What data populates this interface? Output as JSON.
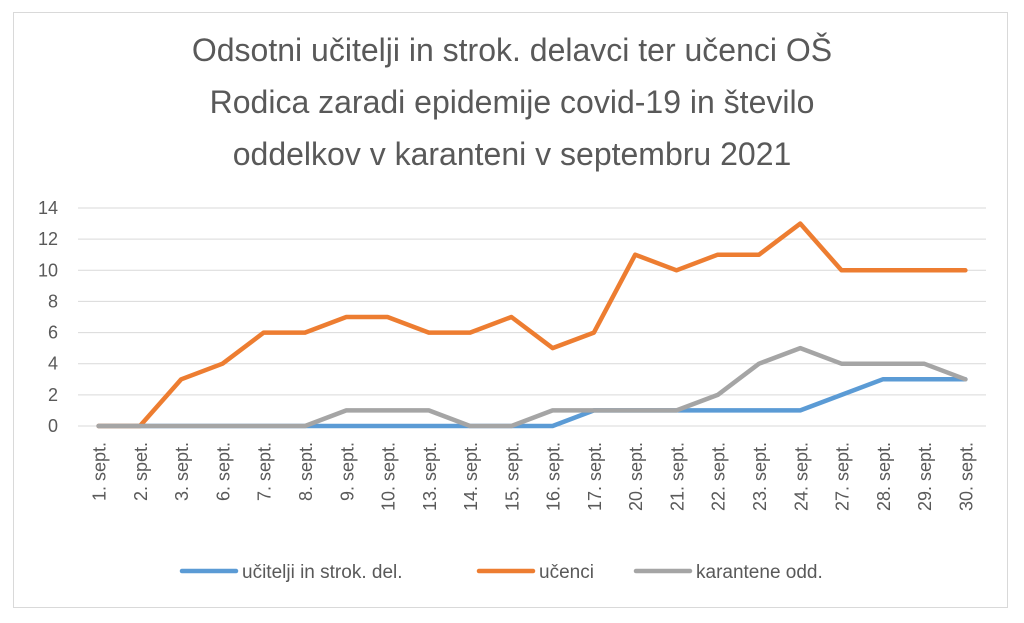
{
  "chart_data": {
    "type": "line",
    "title_lines": [
      "Odsotni učitelji in strok. delavci ter učenci OŠ",
      "Rodica zaradi epidemije covid-19 in število",
      "oddelkov v karanteni v septembru 2021"
    ],
    "categories": [
      "1. sept.",
      "2. spet.",
      "3. sept.",
      "6. sept.",
      "7. sept.",
      "8. sept.",
      "9. sept.",
      "10. sept.",
      "13. sept.",
      "14. sept.",
      "15. sept.",
      "16. sept.",
      "17. sept.",
      "20. sept.",
      "21. sept.",
      "22. sept.",
      "23. sept.",
      "24. sept.",
      "27. sept.",
      "28. sept.",
      "29. sept.",
      "30. sept."
    ],
    "ylim": [
      0,
      14
    ],
    "yticks": [
      0,
      2,
      4,
      6,
      8,
      10,
      12,
      14
    ],
    "grid": true,
    "legend_position": "bottom",
    "series": [
      {
        "name": "učitelji in strok. del.",
        "color": "#5b9bd5",
        "values": [
          0,
          0,
          0,
          0,
          0,
          0,
          0,
          0,
          0,
          0,
          0,
          0,
          1,
          1,
          1,
          1,
          1,
          1,
          2,
          3,
          3,
          3
        ]
      },
      {
        "name": "učenci",
        "color": "#ed7d31",
        "values": [
          0,
          0,
          3,
          4,
          6,
          6,
          7,
          7,
          6,
          6,
          7,
          5,
          6,
          11,
          10,
          11,
          11,
          13,
          10,
          10,
          10,
          10
        ]
      },
      {
        "name": "karantene odd.",
        "color": "#a5a5a5",
        "values": [
          0,
          0,
          0,
          0,
          0,
          0,
          1,
          1,
          1,
          0,
          0,
          1,
          1,
          1,
          1,
          2,
          4,
          5,
          4,
          4,
          4,
          3
        ]
      }
    ]
  }
}
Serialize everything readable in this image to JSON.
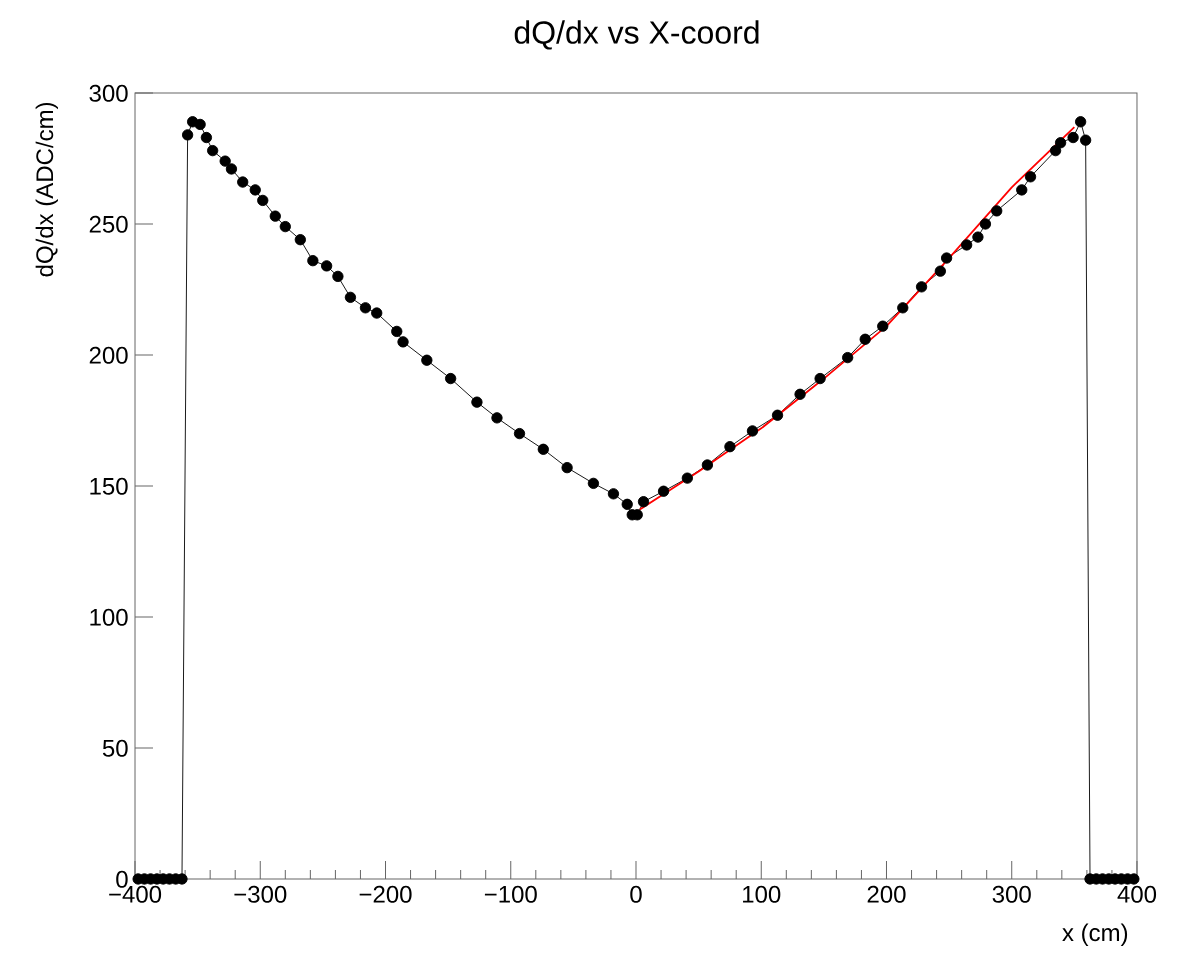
{
  "chart_data": {
    "type": "line",
    "title": "dQ/dx vs X-coord",
    "xlabel": "x (cm)",
    "ylabel": "dQ/dx (ADC/cm)",
    "xlim": [
      -400,
      400
    ],
    "ylim": [
      0,
      300
    ],
    "xticks": [
      {
        "value": -400,
        "label": "−400"
      },
      {
        "value": -300,
        "label": "−300"
      },
      {
        "value": -200,
        "label": "−200"
      },
      {
        "value": -100,
        "label": "−100"
      },
      0,
      100,
      200,
      300,
      400
    ],
    "yticks": [
      0,
      50,
      100,
      150,
      200,
      250,
      300
    ],
    "marker": "circle",
    "grid": false,
    "series": [
      {
        "color": "#000000",
        "x": [
          -397.5,
          -392.5,
          -387.5,
          -382.5,
          -377.5,
          -372.5,
          -367.5,
          -362.5,
          -358,
          -354,
          -348,
          -343,
          -338,
          -328,
          -323,
          -314,
          -304,
          -298,
          -288,
          -280,
          -268,
          -258,
          -247,
          -238,
          -228,
          -216,
          -207,
          -191,
          -186,
          -167,
          -148,
          -127,
          -111,
          -93,
          -74,
          -55,
          -34,
          -18,
          -7,
          -3,
          1,
          6,
          22,
          41,
          57,
          75,
          93,
          113,
          131,
          147,
          169,
          183,
          197,
          213,
          228,
          243,
          248,
          264,
          273,
          279,
          288,
          308,
          315,
          335,
          339,
          349,
          355,
          359,
          362.5,
          367.5,
          372.5,
          377.5,
          382.5,
          387.5,
          392.5,
          397.5
        ],
        "values": [
          0,
          0,
          0,
          0,
          0,
          0,
          0,
          0,
          284,
          289,
          288,
          283,
          278,
          274,
          271,
          266,
          263,
          259,
          253,
          249,
          244,
          236,
          234,
          230,
          222,
          218,
          216,
          209,
          205,
          198,
          191,
          182,
          176,
          170,
          164,
          157,
          151,
          147,
          143,
          139,
          139,
          144,
          148,
          153,
          158,
          165,
          171,
          177,
          185,
          191,
          199,
          206,
          211,
          218,
          226,
          232,
          237,
          242,
          245,
          250,
          255,
          263,
          268,
          278,
          281,
          283,
          289,
          282,
          0,
          0,
          0,
          0,
          0,
          0,
          0,
          0
        ]
      },
      {
        "type": "line",
        "marker": "none",
        "color": "#ff0000",
        "x": [
          3,
          50,
          100,
          150,
          200,
          250,
          300,
          350
        ],
        "values": [
          141,
          155.5,
          172,
          191,
          211,
          237,
          264,
          287
        ]
      }
    ]
  }
}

○ ○ ○ ○ ○ ○ ○

Lines that include the word "strok" — how many are there in the data? Answer with the number alone.

2